## WHAT IS NEEDED
Output solely the number of lines containing the string "Degree".
>> START
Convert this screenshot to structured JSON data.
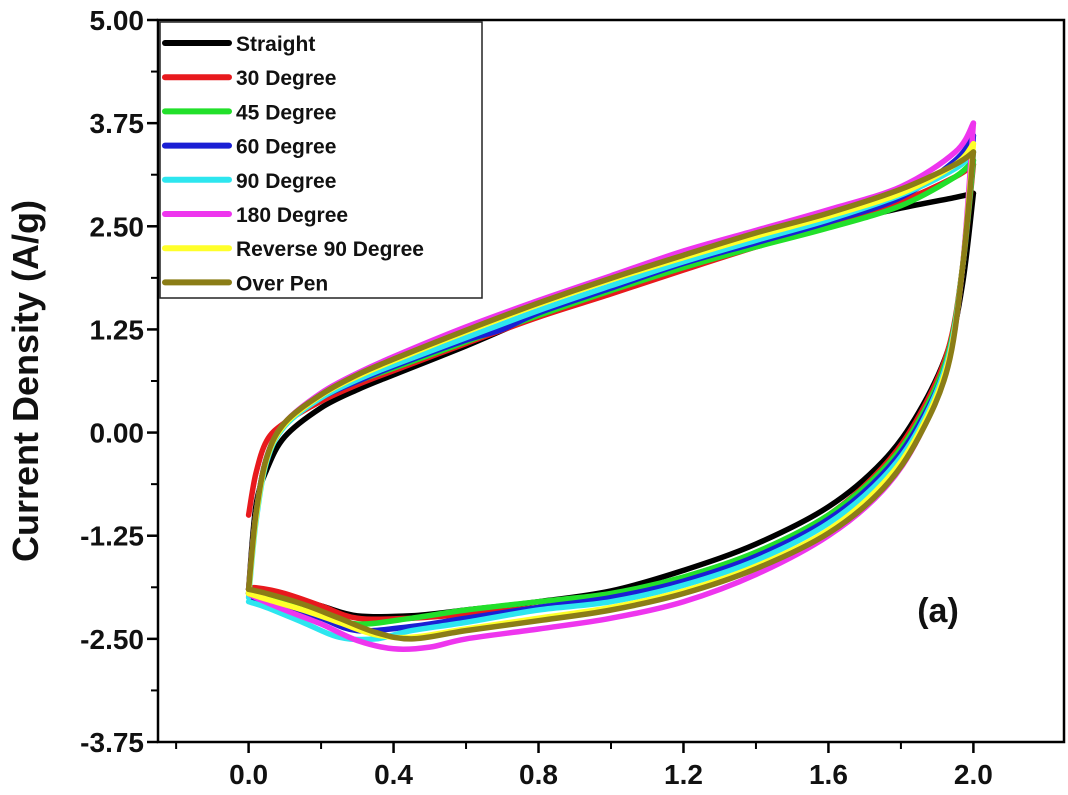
{
  "chart_data": {
    "type": "line",
    "title": "",
    "xlabel": "",
    "ylabel": "Current Density (A/g)",
    "xlim": [
      -0.25,
      2.25
    ],
    "ylim": [
      -3.75,
      5.0
    ],
    "x_ticks": [
      "0.0",
      "0.4",
      "0.8",
      "1.2",
      "1.6",
      "2.0"
    ],
    "x_tick_values": [
      0.0,
      0.4,
      0.8,
      1.2,
      1.6,
      2.0
    ],
    "y_ticks": [
      "5.00",
      "3.75",
      "2.50",
      "1.25",
      "0.00",
      "-1.25",
      "-2.50",
      "-3.75"
    ],
    "y_tick_values": [
      5.0,
      3.75,
      2.5,
      1.25,
      0.0,
      -1.25,
      -2.5,
      -3.75
    ],
    "annotation": "(a)",
    "legend_position": "top-left",
    "grid": false,
    "series": [
      {
        "name": "Straight",
        "color": "#000000",
        "upper": [
          [
            0.0,
            -1.9
          ],
          [
            0.02,
            -0.9
          ],
          [
            0.05,
            -0.45
          ],
          [
            0.1,
            -0.05
          ],
          [
            0.2,
            0.3
          ],
          [
            0.3,
            0.52
          ],
          [
            0.4,
            0.7
          ],
          [
            0.6,
            1.05
          ],
          [
            0.8,
            1.42
          ],
          [
            1.0,
            1.72
          ],
          [
            1.2,
            2.02
          ],
          [
            1.4,
            2.3
          ],
          [
            1.6,
            2.52
          ],
          [
            1.8,
            2.72
          ],
          [
            1.95,
            2.85
          ],
          [
            2.0,
            2.9
          ]
        ],
        "lower": [
          [
            2.0,
            2.9
          ],
          [
            1.97,
            1.8
          ],
          [
            1.93,
            1.0
          ],
          [
            1.85,
            0.25
          ],
          [
            1.75,
            -0.35
          ],
          [
            1.6,
            -0.9
          ],
          [
            1.4,
            -1.35
          ],
          [
            1.2,
            -1.67
          ],
          [
            1.0,
            -1.92
          ],
          [
            0.8,
            -2.05
          ],
          [
            0.6,
            -2.15
          ],
          [
            0.45,
            -2.22
          ],
          [
            0.3,
            -2.22
          ],
          [
            0.2,
            -2.1
          ],
          [
            0.1,
            -1.98
          ],
          [
            0.02,
            -1.9
          ],
          [
            0.0,
            -1.9
          ]
        ]
      },
      {
        "name": "30 Degree",
        "color": "#e8191d",
        "upper": [
          [
            0.0,
            -1.0
          ],
          [
            0.02,
            -0.5
          ],
          [
            0.05,
            -0.1
          ],
          [
            0.1,
            0.12
          ],
          [
            0.2,
            0.38
          ],
          [
            0.3,
            0.58
          ],
          [
            0.4,
            0.75
          ],
          [
            0.6,
            1.08
          ],
          [
            0.8,
            1.4
          ],
          [
            1.0,
            1.68
          ],
          [
            1.2,
            1.97
          ],
          [
            1.4,
            2.25
          ],
          [
            1.6,
            2.5
          ],
          [
            1.8,
            2.8
          ],
          [
            1.95,
            3.1
          ],
          [
            2.0,
            3.25
          ]
        ],
        "lower": [
          [
            2.0,
            3.25
          ],
          [
            1.97,
            2.0
          ],
          [
            1.93,
            1.0
          ],
          [
            1.85,
            0.2
          ],
          [
            1.75,
            -0.42
          ],
          [
            1.6,
            -1.0
          ],
          [
            1.4,
            -1.48
          ],
          [
            1.2,
            -1.8
          ],
          [
            1.0,
            -2.02
          ],
          [
            0.8,
            -2.12
          ],
          [
            0.6,
            -2.2
          ],
          [
            0.45,
            -2.25
          ],
          [
            0.3,
            -2.25
          ],
          [
            0.2,
            -2.1
          ],
          [
            0.1,
            -1.95
          ],
          [
            0.02,
            -1.88
          ],
          [
            0.0,
            -1.9
          ]
        ]
      },
      {
        "name": "45 Degree",
        "color": "#22e02a",
        "upper": [
          [
            0.0,
            -1.95
          ],
          [
            0.02,
            -1.0
          ],
          [
            0.05,
            -0.3
          ],
          [
            0.1,
            0.1
          ],
          [
            0.2,
            0.42
          ],
          [
            0.3,
            0.62
          ],
          [
            0.4,
            0.78
          ],
          [
            0.6,
            1.1
          ],
          [
            0.8,
            1.42
          ],
          [
            1.0,
            1.72
          ],
          [
            1.2,
            2.0
          ],
          [
            1.4,
            2.25
          ],
          [
            1.6,
            2.48
          ],
          [
            1.8,
            2.75
          ],
          [
            1.95,
            3.1
          ],
          [
            2.0,
            3.3
          ]
        ],
        "lower": [
          [
            2.0,
            3.3
          ],
          [
            1.97,
            2.0
          ],
          [
            1.93,
            0.95
          ],
          [
            1.85,
            0.15
          ],
          [
            1.75,
            -0.45
          ],
          [
            1.6,
            -1.0
          ],
          [
            1.4,
            -1.45
          ],
          [
            1.2,
            -1.75
          ],
          [
            1.0,
            -1.95
          ],
          [
            0.8,
            -2.05
          ],
          [
            0.6,
            -2.15
          ],
          [
            0.45,
            -2.25
          ],
          [
            0.3,
            -2.32
          ],
          [
            0.2,
            -2.2
          ],
          [
            0.1,
            -2.05
          ],
          [
            0.02,
            -2.0
          ],
          [
            0.0,
            -1.95
          ]
        ]
      },
      {
        "name": "60 Degree",
        "color": "#1a1fd4",
        "upper": [
          [
            0.0,
            -1.95
          ],
          [
            0.02,
            -1.0
          ],
          [
            0.05,
            -0.3
          ],
          [
            0.1,
            0.1
          ],
          [
            0.2,
            0.42
          ],
          [
            0.3,
            0.62
          ],
          [
            0.4,
            0.8
          ],
          [
            0.6,
            1.12
          ],
          [
            0.7,
            1.25
          ],
          [
            0.8,
            1.45
          ],
          [
            1.0,
            1.75
          ],
          [
            1.2,
            2.05
          ],
          [
            1.4,
            2.3
          ],
          [
            1.6,
            2.55
          ],
          [
            1.8,
            2.85
          ],
          [
            1.95,
            3.3
          ],
          [
            2.0,
            3.6
          ]
        ],
        "lower": [
          [
            2.0,
            3.6
          ],
          [
            1.97,
            2.0
          ],
          [
            1.93,
            0.9
          ],
          [
            1.85,
            0.1
          ],
          [
            1.75,
            -0.5
          ],
          [
            1.6,
            -1.05
          ],
          [
            1.4,
            -1.5
          ],
          [
            1.2,
            -1.8
          ],
          [
            1.0,
            -2.0
          ],
          [
            0.8,
            -2.12
          ],
          [
            0.6,
            -2.25
          ],
          [
            0.45,
            -2.35
          ],
          [
            0.3,
            -2.4
          ],
          [
            0.2,
            -2.25
          ],
          [
            0.1,
            -2.1
          ],
          [
            0.02,
            -2.02
          ],
          [
            0.0,
            -1.95
          ]
        ]
      },
      {
        "name": "90 Degree",
        "color": "#2de6ef",
        "upper": [
          [
            0.0,
            -2.0
          ],
          [
            0.02,
            -1.1
          ],
          [
            0.05,
            -0.35
          ],
          [
            0.1,
            0.08
          ],
          [
            0.2,
            0.42
          ],
          [
            0.3,
            0.64
          ],
          [
            0.4,
            0.82
          ],
          [
            0.6,
            1.15
          ],
          [
            0.8,
            1.48
          ],
          [
            1.0,
            1.78
          ],
          [
            1.2,
            2.07
          ],
          [
            1.4,
            2.33
          ],
          [
            1.6,
            2.58
          ],
          [
            1.8,
            2.88
          ],
          [
            1.95,
            3.2
          ],
          [
            2.0,
            3.4
          ]
        ],
        "lower": [
          [
            2.0,
            3.4
          ],
          [
            1.97,
            2.0
          ],
          [
            1.93,
            0.9
          ],
          [
            1.85,
            0.05
          ],
          [
            1.75,
            -0.55
          ],
          [
            1.6,
            -1.1
          ],
          [
            1.4,
            -1.55
          ],
          [
            1.2,
            -1.85
          ],
          [
            1.0,
            -2.05
          ],
          [
            0.8,
            -2.15
          ],
          [
            0.6,
            -2.3
          ],
          [
            0.45,
            -2.4
          ],
          [
            0.35,
            -2.5
          ],
          [
            0.25,
            -2.48
          ],
          [
            0.15,
            -2.3
          ],
          [
            0.05,
            -2.12
          ],
          [
            0.0,
            -2.05
          ]
        ]
      },
      {
        "name": "180 Degree",
        "color": "#ee35ee",
        "upper": [
          [
            0.0,
            -1.9
          ],
          [
            0.02,
            -1.0
          ],
          [
            0.05,
            -0.3
          ],
          [
            0.1,
            0.12
          ],
          [
            0.2,
            0.48
          ],
          [
            0.3,
            0.72
          ],
          [
            0.4,
            0.92
          ],
          [
            0.6,
            1.28
          ],
          [
            0.8,
            1.6
          ],
          [
            1.0,
            1.9
          ],
          [
            1.2,
            2.2
          ],
          [
            1.4,
            2.45
          ],
          [
            1.6,
            2.7
          ],
          [
            1.8,
            2.98
          ],
          [
            1.95,
            3.4
          ],
          [
            2.0,
            3.75
          ]
        ],
        "lower": [
          [
            2.0,
            3.75
          ],
          [
            1.97,
            2.0
          ],
          [
            1.93,
            0.85
          ],
          [
            1.85,
            -0.05
          ],
          [
            1.75,
            -0.7
          ],
          [
            1.6,
            -1.25
          ],
          [
            1.4,
            -1.72
          ],
          [
            1.2,
            -2.05
          ],
          [
            1.0,
            -2.25
          ],
          [
            0.8,
            -2.38
          ],
          [
            0.6,
            -2.5
          ],
          [
            0.5,
            -2.6
          ],
          [
            0.4,
            -2.62
          ],
          [
            0.3,
            -2.52
          ],
          [
            0.2,
            -2.32
          ],
          [
            0.1,
            -2.15
          ],
          [
            0.02,
            -2.0
          ],
          [
            0.0,
            -1.95
          ]
        ]
      },
      {
        "name": "Reverse 90 Degree",
        "color": "#ffff2a",
        "upper": [
          [
            0.0,
            -1.95
          ],
          [
            0.02,
            -1.05
          ],
          [
            0.05,
            -0.32
          ],
          [
            0.1,
            0.1
          ],
          [
            0.2,
            0.45
          ],
          [
            0.3,
            0.68
          ],
          [
            0.4,
            0.87
          ],
          [
            0.6,
            1.22
          ],
          [
            0.8,
            1.55
          ],
          [
            1.0,
            1.85
          ],
          [
            1.2,
            2.12
          ],
          [
            1.4,
            2.38
          ],
          [
            1.6,
            2.62
          ],
          [
            1.8,
            2.9
          ],
          [
            1.95,
            3.25
          ],
          [
            2.0,
            3.5
          ]
        ],
        "lower": [
          [
            2.0,
            3.5
          ],
          [
            1.97,
            2.0
          ],
          [
            1.93,
            0.85
          ],
          [
            1.85,
            0.0
          ],
          [
            1.75,
            -0.62
          ],
          [
            1.6,
            -1.18
          ],
          [
            1.4,
            -1.62
          ],
          [
            1.2,
            -1.92
          ],
          [
            1.0,
            -2.12
          ],
          [
            0.8,
            -2.25
          ],
          [
            0.6,
            -2.38
          ],
          [
            0.45,
            -2.48
          ],
          [
            0.35,
            -2.45
          ],
          [
            0.25,
            -2.3
          ],
          [
            0.15,
            -2.15
          ],
          [
            0.05,
            -2.02
          ],
          [
            0.0,
            -1.95
          ]
        ]
      },
      {
        "name": "Over Pen",
        "color": "#8b7d16",
        "upper": [
          [
            0.0,
            -1.9
          ],
          [
            0.02,
            -1.0
          ],
          [
            0.05,
            -0.3
          ],
          [
            0.1,
            0.12
          ],
          [
            0.2,
            0.46
          ],
          [
            0.3,
            0.7
          ],
          [
            0.4,
            0.89
          ],
          [
            0.6,
            1.24
          ],
          [
            0.8,
            1.57
          ],
          [
            1.0,
            1.87
          ],
          [
            1.2,
            2.15
          ],
          [
            1.4,
            2.42
          ],
          [
            1.6,
            2.66
          ],
          [
            1.8,
            2.95
          ],
          [
            1.95,
            3.25
          ],
          [
            2.0,
            3.4
          ]
        ],
        "lower": [
          [
            2.0,
            3.4
          ],
          [
            1.97,
            2.0
          ],
          [
            1.93,
            0.8
          ],
          [
            1.85,
            -0.05
          ],
          [
            1.75,
            -0.68
          ],
          [
            1.6,
            -1.22
          ],
          [
            1.4,
            -1.65
          ],
          [
            1.2,
            -1.95
          ],
          [
            1.0,
            -2.15
          ],
          [
            0.8,
            -2.28
          ],
          [
            0.6,
            -2.4
          ],
          [
            0.45,
            -2.5
          ],
          [
            0.35,
            -2.42
          ],
          [
            0.25,
            -2.25
          ],
          [
            0.15,
            -2.08
          ],
          [
            0.05,
            -1.95
          ],
          [
            0.0,
            -1.9
          ]
        ]
      }
    ]
  }
}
>> END
## CORRECT ANSWER
6